= AIM OF THE TASK =
Without the images, set down each entry exactly.

= RAW DATA =

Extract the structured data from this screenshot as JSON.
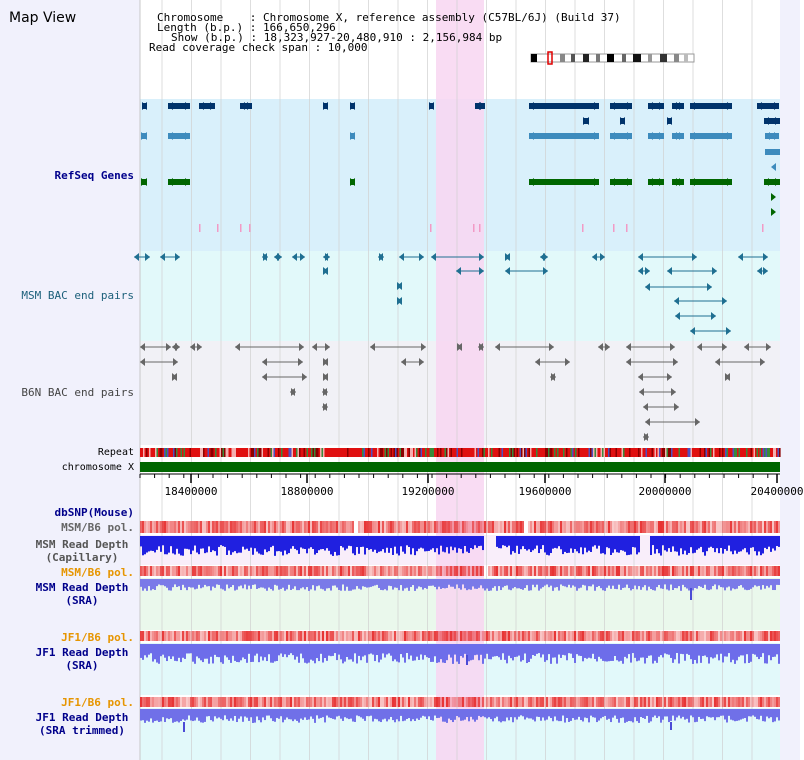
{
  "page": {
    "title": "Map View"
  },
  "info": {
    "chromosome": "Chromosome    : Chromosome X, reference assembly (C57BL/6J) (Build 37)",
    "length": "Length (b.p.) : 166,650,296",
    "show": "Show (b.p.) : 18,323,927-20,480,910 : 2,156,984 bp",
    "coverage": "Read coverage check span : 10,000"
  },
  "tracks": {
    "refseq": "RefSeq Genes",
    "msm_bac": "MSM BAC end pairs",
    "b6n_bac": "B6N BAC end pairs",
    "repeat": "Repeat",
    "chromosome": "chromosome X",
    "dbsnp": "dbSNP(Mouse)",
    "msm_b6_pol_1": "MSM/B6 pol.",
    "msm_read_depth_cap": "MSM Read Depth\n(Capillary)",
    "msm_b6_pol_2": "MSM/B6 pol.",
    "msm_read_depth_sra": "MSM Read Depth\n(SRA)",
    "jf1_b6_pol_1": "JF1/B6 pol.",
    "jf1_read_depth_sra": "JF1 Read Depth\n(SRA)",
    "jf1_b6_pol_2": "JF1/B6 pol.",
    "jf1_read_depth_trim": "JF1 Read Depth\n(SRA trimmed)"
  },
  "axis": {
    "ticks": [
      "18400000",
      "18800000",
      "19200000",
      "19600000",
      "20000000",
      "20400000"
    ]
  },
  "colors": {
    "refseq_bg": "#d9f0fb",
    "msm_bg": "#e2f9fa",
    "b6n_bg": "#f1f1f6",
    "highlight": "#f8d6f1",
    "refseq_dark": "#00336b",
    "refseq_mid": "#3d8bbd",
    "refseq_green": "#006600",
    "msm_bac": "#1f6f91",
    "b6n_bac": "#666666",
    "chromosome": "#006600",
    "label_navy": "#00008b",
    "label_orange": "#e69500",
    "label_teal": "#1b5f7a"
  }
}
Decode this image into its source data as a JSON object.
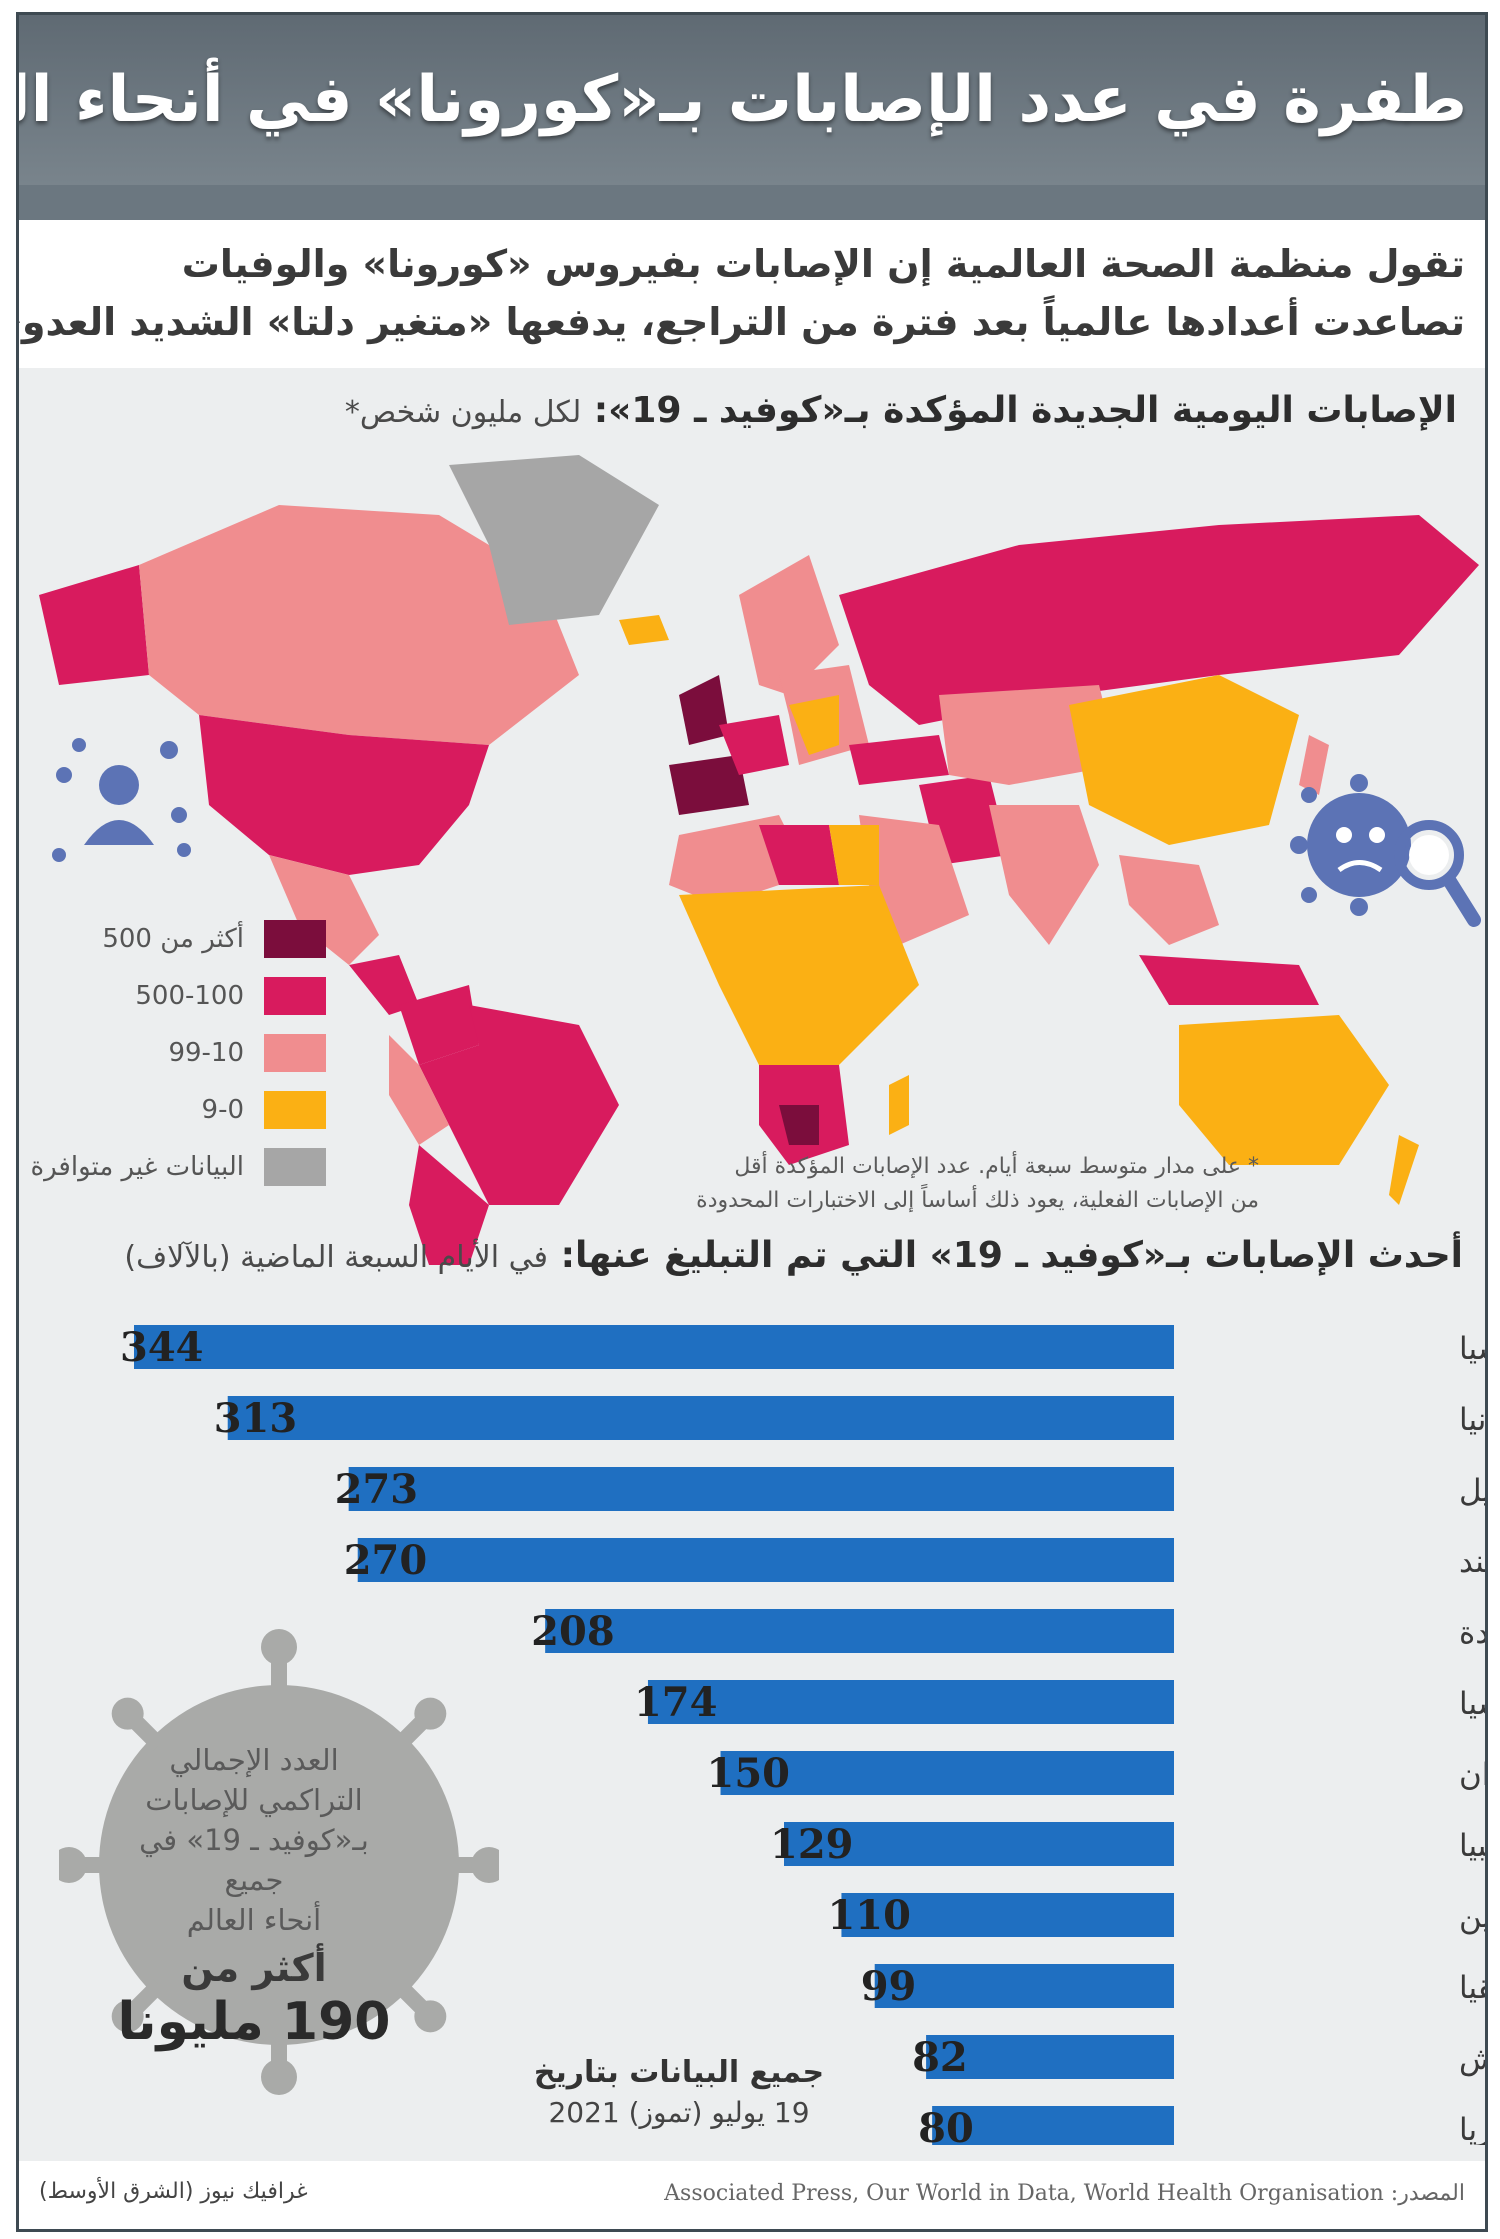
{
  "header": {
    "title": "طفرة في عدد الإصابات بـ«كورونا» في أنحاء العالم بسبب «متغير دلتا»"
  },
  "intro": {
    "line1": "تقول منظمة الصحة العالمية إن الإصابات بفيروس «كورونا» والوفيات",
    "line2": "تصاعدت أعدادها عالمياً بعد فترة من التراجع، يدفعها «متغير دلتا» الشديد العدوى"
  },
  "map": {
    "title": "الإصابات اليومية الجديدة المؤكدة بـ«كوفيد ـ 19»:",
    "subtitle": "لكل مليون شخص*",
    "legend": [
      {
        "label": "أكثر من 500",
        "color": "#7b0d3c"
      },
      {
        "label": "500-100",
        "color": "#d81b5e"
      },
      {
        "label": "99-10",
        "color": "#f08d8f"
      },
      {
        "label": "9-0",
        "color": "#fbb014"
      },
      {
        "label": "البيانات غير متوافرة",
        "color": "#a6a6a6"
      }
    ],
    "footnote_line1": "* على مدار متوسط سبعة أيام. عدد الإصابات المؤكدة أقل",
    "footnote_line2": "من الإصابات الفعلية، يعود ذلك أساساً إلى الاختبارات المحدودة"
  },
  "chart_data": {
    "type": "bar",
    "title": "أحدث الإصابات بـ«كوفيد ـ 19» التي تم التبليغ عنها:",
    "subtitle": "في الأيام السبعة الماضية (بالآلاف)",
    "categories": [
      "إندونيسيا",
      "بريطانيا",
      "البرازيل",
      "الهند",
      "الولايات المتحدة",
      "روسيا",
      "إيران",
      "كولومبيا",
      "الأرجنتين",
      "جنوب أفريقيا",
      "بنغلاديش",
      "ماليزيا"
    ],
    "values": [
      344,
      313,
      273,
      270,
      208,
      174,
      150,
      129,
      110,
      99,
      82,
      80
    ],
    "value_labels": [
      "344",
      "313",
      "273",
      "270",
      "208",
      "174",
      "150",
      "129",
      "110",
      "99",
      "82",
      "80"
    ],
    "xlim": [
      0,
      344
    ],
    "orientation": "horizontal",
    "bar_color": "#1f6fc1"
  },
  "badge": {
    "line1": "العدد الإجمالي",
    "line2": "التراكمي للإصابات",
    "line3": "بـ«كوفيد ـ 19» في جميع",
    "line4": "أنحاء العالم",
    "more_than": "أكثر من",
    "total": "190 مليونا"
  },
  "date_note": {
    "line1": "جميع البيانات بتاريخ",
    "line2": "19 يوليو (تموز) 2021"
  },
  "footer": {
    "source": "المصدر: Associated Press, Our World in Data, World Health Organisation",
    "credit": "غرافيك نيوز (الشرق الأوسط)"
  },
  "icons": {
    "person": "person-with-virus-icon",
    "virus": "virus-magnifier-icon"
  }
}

= ANSWER BOX =
Extract the structured data from this screenshot as JSON.
{
  "page": {
    "title": "Map View"
  },
  "info": {
    "chromosome": "Chromosome    : Chromosome X, reference assembly (C57BL/6J) (Build 37)",
    "length": "Length (b.p.) : 166,650,296",
    "show": "Show (b.p.) : 18,323,927-20,480,910 : 2,156,984 bp",
    "coverage": "Read coverage check span : 10,000"
  },
  "tracks": {
    "refseq": "RefSeq Genes",
    "msm_bac": "MSM BAC end pairs",
    "b6n_bac": "B6N BAC end pairs",
    "repeat": "Repeat",
    "chromosome": "chromosome X",
    "dbsnp": "dbSNP(Mouse)",
    "msm_b6_pol_1": "MSM/B6 pol.",
    "msm_read_depth_cap": "MSM Read Depth\n(Capillary)",
    "msm_b6_pol_2": "MSM/B6 pol.",
    "msm_read_depth_sra": "MSM Read Depth\n(SRA)",
    "jf1_b6_pol_1": "JF1/B6 pol.",
    "jf1_read_depth_sra": "JF1 Read Depth\n(SRA)",
    "jf1_b6_pol_2": "JF1/B6 pol.",
    "jf1_read_depth_trim": "JF1 Read Depth\n(SRA trimmed)"
  },
  "axis": {
    "ticks": [
      "18400000",
      "18800000",
      "19200000",
      "19600000",
      "20000000",
      "20400000"
    ]
  },
  "colors": {
    "refseq_bg": "#d9f0fb",
    "msm_bg": "#e2f9fa",
    "b6n_bg": "#f1f1f6",
    "highlight": "#f8d6f1",
    "refseq_dark": "#00336b",
    "refseq_mid": "#3d8bbd",
    "refseq_green": "#006600",
    "msm_bac": "#1f6f91",
    "b6n_bac": "#666666",
    "chromosome": "#006600",
    "label_navy": "#00008b",
    "label_orange": "#e69500",
    "label_teal": "#1b5f7a"
  }
}
Decode this image into its source data as a JSON object.
{
  "header": {
    "title": "طفرة في عدد الإصابات بـ«كورونا» في أنحاء العالم بسبب «متغير دلتا»"
  },
  "intro": {
    "line1": "تقول منظمة الصحة العالمية إن الإصابات بفيروس «كورونا» والوفيات",
    "line2": "تصاعدت أعدادها عالمياً بعد فترة من التراجع، يدفعها «متغير دلتا» الشديد العدوى"
  },
  "map": {
    "title": "الإصابات اليومية الجديدة المؤكدة بـ«كوفيد ـ 19»:",
    "subtitle": "لكل مليون شخص*",
    "legend": [
      {
        "label": "أكثر من 500",
        "color": "#7b0d3c"
      },
      {
        "label": "500-100",
        "color": "#d81b5e"
      },
      {
        "label": "99-10",
        "color": "#f08d8f"
      },
      {
        "label": "9-0",
        "color": "#fbb014"
      },
      {
        "label": "البيانات غير متوافرة",
        "color": "#a6a6a6"
      }
    ],
    "footnote_line1": "* على مدار متوسط سبعة أيام. عدد الإصابات المؤكدة أقل",
    "footnote_line2": "من الإصابات الفعلية، يعود ذلك أساساً إلى الاختبارات المحدودة"
  },
  "chart_data": {
    "type": "bar",
    "title": "أحدث الإصابات بـ«كوفيد ـ 19» التي تم التبليغ عنها:",
    "subtitle": "في الأيام السبعة الماضية (بالآلاف)",
    "categories": [
      "إندونيسيا",
      "بريطانيا",
      "البرازيل",
      "الهند",
      "الولايات المتحدة",
      "روسيا",
      "إيران",
      "كولومبيا",
      "الأرجنتين",
      "جنوب أفريقيا",
      "بنغلاديش",
      "ماليزيا"
    ],
    "values": [
      344,
      313,
      273,
      270,
      208,
      174,
      150,
      129,
      110,
      99,
      82,
      80
    ],
    "value_labels": [
      "344",
      "313",
      "273",
      "270",
      "208",
      "174",
      "150",
      "129",
      "110",
      "99",
      "82",
      "80"
    ],
    "xlim": [
      0,
      344
    ],
    "orientation": "horizontal",
    "bar_color": "#1f6fc1"
  },
  "badge": {
    "line1": "العدد الإجمالي",
    "line2": "التراكمي للإصابات",
    "line3": "بـ«كوفيد ـ 19» في جميع",
    "line4": "أنحاء العالم",
    "more_than": "أكثر من",
    "total": "190 مليونا"
  },
  "date_note": {
    "line1": "جميع البيانات بتاريخ",
    "line2": "19 يوليو (تموز) 2021"
  },
  "footer": {
    "source": "المصدر: Associated Press, Our World in Data, World Health Organisation",
    "credit": "غرافيك نيوز (الشرق الأوسط)"
  },
  "icons": {
    "person": "person-with-virus-icon",
    "virus": "virus-magnifier-icon"
  }
}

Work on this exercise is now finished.